##### EXTRACTED INFORMATION #####

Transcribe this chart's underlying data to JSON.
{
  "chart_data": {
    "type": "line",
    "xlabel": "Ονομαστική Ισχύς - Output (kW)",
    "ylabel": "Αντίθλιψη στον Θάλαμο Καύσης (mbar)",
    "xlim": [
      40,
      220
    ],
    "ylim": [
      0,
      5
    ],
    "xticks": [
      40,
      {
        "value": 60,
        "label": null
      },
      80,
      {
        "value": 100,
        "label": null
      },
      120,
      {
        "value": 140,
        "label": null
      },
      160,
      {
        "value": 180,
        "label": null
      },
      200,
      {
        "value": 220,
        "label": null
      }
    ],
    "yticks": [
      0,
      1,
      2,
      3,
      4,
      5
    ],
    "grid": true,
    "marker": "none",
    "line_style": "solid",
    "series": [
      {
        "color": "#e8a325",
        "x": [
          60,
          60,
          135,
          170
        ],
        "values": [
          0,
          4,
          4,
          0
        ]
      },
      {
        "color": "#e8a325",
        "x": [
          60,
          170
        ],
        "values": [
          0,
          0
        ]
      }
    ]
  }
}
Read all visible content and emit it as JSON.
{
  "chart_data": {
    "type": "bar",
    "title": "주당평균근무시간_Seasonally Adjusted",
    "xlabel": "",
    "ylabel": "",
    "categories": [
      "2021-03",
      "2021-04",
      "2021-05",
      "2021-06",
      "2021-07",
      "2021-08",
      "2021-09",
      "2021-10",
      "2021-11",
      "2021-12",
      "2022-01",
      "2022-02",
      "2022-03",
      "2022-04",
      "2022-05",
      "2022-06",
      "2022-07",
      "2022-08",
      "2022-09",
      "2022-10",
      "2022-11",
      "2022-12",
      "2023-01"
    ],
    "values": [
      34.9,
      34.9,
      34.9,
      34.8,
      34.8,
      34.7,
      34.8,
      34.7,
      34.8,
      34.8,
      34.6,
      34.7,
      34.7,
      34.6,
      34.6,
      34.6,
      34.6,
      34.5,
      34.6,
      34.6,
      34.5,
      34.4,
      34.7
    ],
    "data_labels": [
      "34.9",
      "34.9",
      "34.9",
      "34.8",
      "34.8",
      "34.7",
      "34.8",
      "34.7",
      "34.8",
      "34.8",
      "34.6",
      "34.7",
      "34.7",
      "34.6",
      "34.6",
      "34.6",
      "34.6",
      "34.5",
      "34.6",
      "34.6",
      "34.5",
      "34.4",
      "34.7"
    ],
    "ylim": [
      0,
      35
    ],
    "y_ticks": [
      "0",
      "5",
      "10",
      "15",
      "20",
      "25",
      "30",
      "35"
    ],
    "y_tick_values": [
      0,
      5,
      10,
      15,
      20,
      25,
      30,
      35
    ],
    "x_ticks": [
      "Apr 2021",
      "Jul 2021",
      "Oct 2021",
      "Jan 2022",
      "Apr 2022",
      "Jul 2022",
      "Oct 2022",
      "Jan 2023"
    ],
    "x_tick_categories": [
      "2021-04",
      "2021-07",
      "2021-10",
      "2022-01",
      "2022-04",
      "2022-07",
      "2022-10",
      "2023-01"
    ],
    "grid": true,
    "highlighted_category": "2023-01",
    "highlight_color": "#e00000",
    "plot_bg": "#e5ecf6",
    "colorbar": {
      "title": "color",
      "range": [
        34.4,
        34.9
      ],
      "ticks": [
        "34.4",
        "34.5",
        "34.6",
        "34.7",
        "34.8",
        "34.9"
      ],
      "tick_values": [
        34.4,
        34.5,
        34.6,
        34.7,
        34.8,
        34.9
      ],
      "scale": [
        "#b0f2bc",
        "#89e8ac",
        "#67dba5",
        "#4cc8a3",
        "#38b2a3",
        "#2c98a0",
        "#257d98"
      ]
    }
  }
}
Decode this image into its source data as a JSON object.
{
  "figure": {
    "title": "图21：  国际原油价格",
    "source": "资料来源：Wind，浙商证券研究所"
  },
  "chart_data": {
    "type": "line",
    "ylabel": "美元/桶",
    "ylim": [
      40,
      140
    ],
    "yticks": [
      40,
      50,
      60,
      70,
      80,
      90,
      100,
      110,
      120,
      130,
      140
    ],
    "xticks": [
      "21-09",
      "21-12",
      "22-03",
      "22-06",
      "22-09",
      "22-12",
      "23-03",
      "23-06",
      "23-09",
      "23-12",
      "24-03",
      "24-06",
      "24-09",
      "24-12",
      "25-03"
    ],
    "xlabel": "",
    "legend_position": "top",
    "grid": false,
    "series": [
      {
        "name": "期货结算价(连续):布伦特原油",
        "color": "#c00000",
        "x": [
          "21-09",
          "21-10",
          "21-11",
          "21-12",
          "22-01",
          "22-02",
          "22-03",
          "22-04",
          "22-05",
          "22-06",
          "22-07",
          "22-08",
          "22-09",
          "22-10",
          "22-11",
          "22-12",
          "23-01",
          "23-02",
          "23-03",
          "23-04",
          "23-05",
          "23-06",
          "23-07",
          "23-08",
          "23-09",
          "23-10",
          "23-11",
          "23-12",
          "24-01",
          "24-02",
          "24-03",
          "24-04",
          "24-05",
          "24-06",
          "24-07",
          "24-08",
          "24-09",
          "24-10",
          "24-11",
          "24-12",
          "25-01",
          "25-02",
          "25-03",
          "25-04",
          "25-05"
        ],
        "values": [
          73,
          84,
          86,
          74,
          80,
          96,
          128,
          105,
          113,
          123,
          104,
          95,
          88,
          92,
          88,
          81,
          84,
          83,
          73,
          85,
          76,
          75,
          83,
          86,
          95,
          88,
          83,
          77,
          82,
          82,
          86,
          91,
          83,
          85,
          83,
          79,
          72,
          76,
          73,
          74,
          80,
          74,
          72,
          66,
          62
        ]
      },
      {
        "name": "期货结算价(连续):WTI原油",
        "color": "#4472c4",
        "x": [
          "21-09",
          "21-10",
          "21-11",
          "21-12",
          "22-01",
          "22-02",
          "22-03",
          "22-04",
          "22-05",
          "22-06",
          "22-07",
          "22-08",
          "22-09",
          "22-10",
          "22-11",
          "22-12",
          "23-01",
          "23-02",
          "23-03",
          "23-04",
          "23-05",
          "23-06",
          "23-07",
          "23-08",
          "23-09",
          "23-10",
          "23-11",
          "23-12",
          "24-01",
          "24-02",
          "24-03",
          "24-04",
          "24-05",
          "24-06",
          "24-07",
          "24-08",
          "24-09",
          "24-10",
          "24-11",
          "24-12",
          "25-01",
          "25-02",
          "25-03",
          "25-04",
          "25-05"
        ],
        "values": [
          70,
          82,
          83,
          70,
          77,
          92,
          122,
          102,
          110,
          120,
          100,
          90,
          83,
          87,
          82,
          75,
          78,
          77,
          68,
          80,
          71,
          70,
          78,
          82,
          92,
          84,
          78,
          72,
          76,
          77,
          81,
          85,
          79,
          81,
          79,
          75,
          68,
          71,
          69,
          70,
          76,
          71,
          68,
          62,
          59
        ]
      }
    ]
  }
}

#####

Locate the string "title" in the listing above and copy every line where it occurs.

FINAL RESULT ::
    "title": "주당평균근무시간_Seasonally Adjusted",
      "title": "color",
    "title": "图21：  国际原油价格",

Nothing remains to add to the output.